EXERCISE DETAILS –
Gather the lines from the material that contain "Knife".

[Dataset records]
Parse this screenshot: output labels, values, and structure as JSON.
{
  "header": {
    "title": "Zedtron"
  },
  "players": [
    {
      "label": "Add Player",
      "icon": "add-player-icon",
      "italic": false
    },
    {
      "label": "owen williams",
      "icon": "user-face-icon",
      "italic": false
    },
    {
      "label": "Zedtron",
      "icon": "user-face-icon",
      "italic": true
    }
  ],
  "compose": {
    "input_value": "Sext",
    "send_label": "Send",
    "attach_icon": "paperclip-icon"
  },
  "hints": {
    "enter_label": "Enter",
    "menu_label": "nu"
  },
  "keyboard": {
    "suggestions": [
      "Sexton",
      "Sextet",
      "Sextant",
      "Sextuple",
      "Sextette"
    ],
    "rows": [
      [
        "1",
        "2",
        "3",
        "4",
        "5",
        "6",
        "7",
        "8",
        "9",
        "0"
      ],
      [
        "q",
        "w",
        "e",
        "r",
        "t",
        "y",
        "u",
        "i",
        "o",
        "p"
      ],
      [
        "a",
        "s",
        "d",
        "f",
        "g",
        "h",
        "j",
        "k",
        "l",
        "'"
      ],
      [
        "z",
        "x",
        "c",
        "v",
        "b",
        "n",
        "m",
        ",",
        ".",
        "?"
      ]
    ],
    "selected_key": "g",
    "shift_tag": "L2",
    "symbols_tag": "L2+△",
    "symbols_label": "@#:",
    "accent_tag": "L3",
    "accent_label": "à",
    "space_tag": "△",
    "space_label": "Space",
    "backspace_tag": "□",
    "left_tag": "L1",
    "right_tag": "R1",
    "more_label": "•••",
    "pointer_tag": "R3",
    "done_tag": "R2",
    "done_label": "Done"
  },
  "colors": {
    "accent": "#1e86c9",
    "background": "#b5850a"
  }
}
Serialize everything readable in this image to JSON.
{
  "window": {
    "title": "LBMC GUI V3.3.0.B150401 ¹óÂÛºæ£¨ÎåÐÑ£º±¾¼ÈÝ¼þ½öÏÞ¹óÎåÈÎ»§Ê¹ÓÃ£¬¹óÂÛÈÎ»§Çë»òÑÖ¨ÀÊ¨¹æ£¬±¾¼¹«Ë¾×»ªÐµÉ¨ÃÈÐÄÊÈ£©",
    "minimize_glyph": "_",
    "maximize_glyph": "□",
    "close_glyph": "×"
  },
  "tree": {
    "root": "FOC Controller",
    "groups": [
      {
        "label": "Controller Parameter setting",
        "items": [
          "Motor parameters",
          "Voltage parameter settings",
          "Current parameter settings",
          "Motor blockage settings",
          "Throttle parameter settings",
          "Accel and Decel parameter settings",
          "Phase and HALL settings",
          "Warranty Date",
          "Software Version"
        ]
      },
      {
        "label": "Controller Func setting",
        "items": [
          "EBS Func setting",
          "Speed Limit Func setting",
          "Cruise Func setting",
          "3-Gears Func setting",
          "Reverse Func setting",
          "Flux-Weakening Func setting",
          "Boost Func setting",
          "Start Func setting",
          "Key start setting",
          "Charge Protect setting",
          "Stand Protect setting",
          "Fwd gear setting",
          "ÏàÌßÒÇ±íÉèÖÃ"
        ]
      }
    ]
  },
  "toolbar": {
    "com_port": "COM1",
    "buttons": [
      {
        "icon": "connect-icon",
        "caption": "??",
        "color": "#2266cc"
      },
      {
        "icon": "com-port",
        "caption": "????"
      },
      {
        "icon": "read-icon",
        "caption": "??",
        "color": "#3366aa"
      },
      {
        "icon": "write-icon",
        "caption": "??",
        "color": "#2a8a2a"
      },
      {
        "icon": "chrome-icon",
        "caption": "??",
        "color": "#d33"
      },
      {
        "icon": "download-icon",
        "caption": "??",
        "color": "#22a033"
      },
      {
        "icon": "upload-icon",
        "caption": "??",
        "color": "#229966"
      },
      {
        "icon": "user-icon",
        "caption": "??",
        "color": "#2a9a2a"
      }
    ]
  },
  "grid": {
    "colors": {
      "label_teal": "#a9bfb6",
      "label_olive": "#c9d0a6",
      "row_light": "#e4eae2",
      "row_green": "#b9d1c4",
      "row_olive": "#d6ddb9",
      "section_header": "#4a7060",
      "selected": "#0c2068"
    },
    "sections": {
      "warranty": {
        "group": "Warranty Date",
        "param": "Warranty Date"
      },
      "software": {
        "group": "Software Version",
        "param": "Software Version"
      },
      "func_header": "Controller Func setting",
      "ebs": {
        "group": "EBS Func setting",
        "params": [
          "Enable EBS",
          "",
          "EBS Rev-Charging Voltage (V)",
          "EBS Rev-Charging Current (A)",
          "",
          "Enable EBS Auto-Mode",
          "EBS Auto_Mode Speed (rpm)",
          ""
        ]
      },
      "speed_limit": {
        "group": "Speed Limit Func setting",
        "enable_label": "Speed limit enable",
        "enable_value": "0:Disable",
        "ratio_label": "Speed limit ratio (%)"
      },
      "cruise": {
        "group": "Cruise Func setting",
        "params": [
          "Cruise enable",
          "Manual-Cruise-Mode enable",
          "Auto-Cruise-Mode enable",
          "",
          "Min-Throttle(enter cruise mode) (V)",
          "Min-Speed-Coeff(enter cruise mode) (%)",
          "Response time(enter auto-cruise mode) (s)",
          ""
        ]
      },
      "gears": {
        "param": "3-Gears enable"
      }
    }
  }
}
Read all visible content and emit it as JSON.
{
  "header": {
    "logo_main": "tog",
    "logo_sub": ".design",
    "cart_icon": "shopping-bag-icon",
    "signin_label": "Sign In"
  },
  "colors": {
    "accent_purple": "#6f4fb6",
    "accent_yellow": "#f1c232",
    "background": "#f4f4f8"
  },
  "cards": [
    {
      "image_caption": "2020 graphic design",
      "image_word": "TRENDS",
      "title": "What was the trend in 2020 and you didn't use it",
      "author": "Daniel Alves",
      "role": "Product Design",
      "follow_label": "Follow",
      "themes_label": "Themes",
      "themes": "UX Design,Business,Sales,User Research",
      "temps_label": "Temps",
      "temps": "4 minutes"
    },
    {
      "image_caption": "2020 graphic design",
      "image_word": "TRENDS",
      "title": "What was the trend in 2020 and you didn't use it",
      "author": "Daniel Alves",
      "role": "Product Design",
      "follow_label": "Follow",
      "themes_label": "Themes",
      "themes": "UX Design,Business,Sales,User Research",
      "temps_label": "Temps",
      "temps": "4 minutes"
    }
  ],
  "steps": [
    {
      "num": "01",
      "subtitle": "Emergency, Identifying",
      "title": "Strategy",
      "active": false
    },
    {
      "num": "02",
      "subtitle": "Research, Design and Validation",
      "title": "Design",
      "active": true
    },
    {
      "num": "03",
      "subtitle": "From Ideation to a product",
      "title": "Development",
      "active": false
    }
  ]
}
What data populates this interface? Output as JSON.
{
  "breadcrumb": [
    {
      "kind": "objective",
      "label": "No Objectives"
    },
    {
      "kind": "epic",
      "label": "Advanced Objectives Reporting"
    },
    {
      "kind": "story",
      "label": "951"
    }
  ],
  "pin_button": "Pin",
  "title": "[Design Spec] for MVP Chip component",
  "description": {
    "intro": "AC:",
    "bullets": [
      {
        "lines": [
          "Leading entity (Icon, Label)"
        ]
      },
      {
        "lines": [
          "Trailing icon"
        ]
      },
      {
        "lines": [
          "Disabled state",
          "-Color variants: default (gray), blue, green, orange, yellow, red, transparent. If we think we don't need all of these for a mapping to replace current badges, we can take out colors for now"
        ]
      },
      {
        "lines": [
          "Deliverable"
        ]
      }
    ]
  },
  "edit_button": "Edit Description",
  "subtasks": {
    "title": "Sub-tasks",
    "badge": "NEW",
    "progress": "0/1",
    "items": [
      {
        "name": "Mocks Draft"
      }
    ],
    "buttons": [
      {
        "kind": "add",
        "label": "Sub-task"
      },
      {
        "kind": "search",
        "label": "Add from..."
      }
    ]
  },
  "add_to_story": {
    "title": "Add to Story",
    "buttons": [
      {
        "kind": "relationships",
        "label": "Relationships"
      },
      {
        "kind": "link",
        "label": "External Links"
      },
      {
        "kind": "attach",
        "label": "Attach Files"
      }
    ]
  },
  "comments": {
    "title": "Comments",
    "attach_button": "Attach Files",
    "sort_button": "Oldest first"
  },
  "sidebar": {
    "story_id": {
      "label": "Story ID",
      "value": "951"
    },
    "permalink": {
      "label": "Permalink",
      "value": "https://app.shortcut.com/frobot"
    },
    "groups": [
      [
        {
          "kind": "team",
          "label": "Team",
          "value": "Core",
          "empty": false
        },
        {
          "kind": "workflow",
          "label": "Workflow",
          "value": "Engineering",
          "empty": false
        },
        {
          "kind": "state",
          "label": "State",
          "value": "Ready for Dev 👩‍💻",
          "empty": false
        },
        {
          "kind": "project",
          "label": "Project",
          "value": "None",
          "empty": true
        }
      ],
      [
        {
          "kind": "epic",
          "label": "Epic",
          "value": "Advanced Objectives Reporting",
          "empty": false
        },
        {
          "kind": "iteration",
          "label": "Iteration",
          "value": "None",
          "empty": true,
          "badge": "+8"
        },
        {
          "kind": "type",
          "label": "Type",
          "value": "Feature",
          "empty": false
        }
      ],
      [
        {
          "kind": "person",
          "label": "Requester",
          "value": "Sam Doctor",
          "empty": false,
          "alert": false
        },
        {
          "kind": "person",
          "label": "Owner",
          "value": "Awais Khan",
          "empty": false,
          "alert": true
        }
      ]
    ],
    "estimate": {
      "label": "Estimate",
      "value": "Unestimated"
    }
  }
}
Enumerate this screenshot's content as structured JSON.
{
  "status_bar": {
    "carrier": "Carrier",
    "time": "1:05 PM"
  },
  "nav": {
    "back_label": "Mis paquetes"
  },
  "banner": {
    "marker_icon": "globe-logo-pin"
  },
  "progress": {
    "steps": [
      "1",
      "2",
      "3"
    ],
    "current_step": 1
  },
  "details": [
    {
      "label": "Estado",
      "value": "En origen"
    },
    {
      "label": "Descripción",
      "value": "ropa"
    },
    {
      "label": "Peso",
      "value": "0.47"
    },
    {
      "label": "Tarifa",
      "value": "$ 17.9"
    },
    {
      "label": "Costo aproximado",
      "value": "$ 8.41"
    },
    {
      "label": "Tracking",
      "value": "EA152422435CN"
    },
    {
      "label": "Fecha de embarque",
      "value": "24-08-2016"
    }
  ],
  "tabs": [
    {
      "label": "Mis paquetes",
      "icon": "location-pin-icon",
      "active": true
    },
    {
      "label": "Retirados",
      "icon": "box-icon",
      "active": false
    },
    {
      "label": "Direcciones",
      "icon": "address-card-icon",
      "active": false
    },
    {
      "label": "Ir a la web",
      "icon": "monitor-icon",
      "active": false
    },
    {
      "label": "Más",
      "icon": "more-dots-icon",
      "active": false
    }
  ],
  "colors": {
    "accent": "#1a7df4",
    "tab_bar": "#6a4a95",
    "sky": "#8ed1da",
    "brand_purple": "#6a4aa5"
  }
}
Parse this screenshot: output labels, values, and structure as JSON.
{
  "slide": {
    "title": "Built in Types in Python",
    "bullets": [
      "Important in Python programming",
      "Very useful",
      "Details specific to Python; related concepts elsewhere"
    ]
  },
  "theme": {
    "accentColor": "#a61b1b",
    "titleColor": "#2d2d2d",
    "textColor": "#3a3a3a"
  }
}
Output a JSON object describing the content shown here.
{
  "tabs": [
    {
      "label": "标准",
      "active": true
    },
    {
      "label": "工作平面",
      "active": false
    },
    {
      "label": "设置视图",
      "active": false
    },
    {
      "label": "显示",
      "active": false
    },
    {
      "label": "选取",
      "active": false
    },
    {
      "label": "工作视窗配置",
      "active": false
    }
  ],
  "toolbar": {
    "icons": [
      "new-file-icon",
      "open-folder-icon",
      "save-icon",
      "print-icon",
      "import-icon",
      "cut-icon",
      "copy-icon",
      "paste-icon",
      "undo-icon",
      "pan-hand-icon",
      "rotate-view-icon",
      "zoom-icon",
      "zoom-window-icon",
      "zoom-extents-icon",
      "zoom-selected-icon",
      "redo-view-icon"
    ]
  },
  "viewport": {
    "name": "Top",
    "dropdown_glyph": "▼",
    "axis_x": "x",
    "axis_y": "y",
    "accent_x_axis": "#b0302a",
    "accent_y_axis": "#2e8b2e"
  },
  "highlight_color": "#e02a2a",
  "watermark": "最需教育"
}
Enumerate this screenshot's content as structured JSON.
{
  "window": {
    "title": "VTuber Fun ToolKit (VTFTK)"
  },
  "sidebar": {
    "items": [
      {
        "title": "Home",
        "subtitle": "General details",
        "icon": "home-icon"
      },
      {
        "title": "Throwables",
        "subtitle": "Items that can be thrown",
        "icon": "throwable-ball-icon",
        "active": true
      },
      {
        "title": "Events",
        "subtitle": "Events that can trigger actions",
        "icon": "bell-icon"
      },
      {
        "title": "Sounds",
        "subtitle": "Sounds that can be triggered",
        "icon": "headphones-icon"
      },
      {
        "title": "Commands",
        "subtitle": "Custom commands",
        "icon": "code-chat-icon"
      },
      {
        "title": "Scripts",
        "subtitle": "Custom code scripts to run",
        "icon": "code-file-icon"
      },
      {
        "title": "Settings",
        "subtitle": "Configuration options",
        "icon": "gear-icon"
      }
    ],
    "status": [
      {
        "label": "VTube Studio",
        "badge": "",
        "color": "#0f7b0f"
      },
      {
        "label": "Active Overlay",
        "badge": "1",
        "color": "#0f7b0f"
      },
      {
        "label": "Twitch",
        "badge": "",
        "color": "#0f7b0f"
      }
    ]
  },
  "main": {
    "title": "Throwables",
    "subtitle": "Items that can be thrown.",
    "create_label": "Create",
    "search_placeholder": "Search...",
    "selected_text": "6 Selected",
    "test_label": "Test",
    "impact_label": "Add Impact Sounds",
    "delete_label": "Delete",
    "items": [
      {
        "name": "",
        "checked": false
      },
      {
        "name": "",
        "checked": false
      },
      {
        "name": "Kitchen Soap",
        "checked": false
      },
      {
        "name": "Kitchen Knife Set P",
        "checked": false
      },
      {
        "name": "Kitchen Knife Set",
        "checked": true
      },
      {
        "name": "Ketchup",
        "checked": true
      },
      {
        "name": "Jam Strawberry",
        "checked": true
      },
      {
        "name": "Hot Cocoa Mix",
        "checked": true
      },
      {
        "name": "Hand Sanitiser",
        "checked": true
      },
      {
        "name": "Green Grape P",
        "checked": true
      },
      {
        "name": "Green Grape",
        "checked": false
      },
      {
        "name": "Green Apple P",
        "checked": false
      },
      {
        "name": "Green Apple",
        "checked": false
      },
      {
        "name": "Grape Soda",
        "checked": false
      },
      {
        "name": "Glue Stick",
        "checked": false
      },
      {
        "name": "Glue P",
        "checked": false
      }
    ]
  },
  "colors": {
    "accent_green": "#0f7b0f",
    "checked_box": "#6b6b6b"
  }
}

ANSWER TO THIS TASK –
        "name": "Kitchen Knife Set P",
        "name": "Kitchen Knife Set",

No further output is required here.